(Dataset items)
/---
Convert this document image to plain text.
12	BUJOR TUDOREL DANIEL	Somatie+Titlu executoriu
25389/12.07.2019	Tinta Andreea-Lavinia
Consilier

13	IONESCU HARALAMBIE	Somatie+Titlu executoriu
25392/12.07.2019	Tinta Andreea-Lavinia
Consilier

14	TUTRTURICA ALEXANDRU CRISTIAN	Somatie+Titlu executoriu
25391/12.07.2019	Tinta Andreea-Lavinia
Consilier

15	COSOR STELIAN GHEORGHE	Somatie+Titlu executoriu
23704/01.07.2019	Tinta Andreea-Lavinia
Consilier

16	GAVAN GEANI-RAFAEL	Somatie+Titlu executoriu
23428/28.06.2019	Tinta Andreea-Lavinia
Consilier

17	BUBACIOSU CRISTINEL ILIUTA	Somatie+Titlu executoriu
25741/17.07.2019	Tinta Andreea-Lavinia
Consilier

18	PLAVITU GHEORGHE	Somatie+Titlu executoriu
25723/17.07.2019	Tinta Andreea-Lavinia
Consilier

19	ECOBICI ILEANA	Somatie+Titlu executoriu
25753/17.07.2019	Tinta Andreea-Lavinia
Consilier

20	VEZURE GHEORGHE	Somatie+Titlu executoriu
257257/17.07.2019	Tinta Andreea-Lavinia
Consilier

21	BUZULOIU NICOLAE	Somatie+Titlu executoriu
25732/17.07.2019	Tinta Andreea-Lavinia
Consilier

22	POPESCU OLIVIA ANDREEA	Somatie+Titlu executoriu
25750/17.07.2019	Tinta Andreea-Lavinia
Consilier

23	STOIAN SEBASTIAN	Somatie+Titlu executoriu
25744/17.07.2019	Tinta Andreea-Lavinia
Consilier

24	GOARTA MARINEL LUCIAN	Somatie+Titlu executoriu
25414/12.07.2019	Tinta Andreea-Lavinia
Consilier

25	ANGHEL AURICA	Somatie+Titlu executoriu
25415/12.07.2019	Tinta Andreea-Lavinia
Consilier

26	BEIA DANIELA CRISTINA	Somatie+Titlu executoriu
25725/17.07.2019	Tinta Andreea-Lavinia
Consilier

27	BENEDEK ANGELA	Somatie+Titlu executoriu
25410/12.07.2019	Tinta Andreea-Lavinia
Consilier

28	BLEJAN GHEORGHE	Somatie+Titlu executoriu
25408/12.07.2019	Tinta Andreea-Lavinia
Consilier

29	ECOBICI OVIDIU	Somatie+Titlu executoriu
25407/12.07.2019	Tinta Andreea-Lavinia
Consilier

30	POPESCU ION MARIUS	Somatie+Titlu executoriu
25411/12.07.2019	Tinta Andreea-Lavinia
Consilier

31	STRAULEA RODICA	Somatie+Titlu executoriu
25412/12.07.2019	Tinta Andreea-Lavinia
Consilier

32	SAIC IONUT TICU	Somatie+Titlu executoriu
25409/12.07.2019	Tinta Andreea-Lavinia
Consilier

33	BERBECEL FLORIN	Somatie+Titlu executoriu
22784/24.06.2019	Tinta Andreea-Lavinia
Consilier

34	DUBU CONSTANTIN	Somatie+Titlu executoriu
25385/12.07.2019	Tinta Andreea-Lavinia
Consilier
\---
## WRITTEN TASK
Copy out the whole listing, exactly as written.

## OUTPUT OF THE TASK
Convert this document image to plain text.
12	BUJOR TUDOREL DANIEL	Somatie+Titlu executoriu
25389/12.07.2019	Tinta Andreea-Lavinia
Consilier

13	IONESCU HARALAMBIE	Somatie+Titlu executoriu
25392/12.07.2019	Tinta Andreea-Lavinia
Consilier

14	TUTRTURICA ALEXANDRU CRISTIAN	Somatie+Titlu executoriu
25391/12.07.2019	Tinta Andreea-Lavinia
Consilier

15	COSOR STELIAN GHEORGHE	Somatie+Titlu executoriu
23704/01.07.2019	Tinta Andreea-Lavinia
Consilier

16	GAVAN GEANI-RAFAEL	Somatie+Titlu executoriu
23428/28.06.2019	Tinta Andreea-Lavinia
Consilier

17	BUBACIOSU CRISTINEL ILIUTA	Somatie+Titlu executoriu
25741/17.07.2019	Tinta Andreea-Lavinia
Consilier

18	PLAVITU GHEORGHE	Somatie+Titlu executoriu
25723/17.07.2019	Tinta Andreea-Lavinia
Consilier

19	ECOBICI ILEANA	Somatie+Titlu executoriu
25753/17.07.2019	Tinta Andreea-Lavinia
Consilier

20	VEZURE GHEORGHE	Somatie+Titlu executoriu
257257/17.07.2019	Tinta Andreea-Lavinia
Consilier

21	BUZULOIU NICOLAE	Somatie+Titlu executoriu
25732/17.07.2019	Tinta Andreea-Lavinia
Consilier

22	POPESCU OLIVIA ANDREEA	Somatie+Titlu executoriu
25750/17.07.2019	Tinta Andreea-Lavinia
Consilier

23	STOIAN SEBASTIAN	Somatie+Titlu executoriu
25744/17.07.2019	Tinta Andreea-Lavinia
Consilier

24	GOARTA MARINEL LUCIAN	Somatie+Titlu executoriu
25414/12.07.2019	Tinta Andreea-Lavinia
Consilier

25	ANGHEL AURICA	Somatie+Titlu executoriu
25415/12.07.2019	Tinta Andreea-Lavinia
Consilier

26	BEIA DANIELA CRISTINA	Somatie+Titlu executoriu
25725/17.07.2019	Tinta Andreea-Lavinia
Consilier

27	BENEDEK ANGELA	Somatie+Titlu executoriu
25410/12.07.2019	Tinta Andreea-Lavinia
Consilier

28	BLEJAN GHEORGHE	Somatie+Titlu executoriu
25408/12.07.2019	Tinta Andreea-Lavinia
Consilier

29	ECOBICI OVIDIU	Somatie+Titlu executoriu
25407/12.07.2019	Tinta Andreea-Lavinia
Consilier

30	POPESCU ION MARIUS	Somatie+Titlu executoriu
25411/12.07.2019	Tinta Andreea-Lavinia
Consilier

31	STRAULEA RODICA	Somatie+Titlu executoriu
25412/12.07.2019	Tinta Andreea-Lavinia
Consilier

32	SAIC IONUT TICU	Somatie+Titlu executoriu
25409/12.07.2019	Tinta Andreea-Lavinia
Consilier

33	BERBECEL FLORIN	Somatie+Titlu executoriu
22784/24.06.2019	Tinta Andreea-Lavinia
Consilier

34	DUBU CONSTANTIN	Somatie+Titlu executoriu
25385/12.07.2019	Tinta Andreea-Lavinia
Consilier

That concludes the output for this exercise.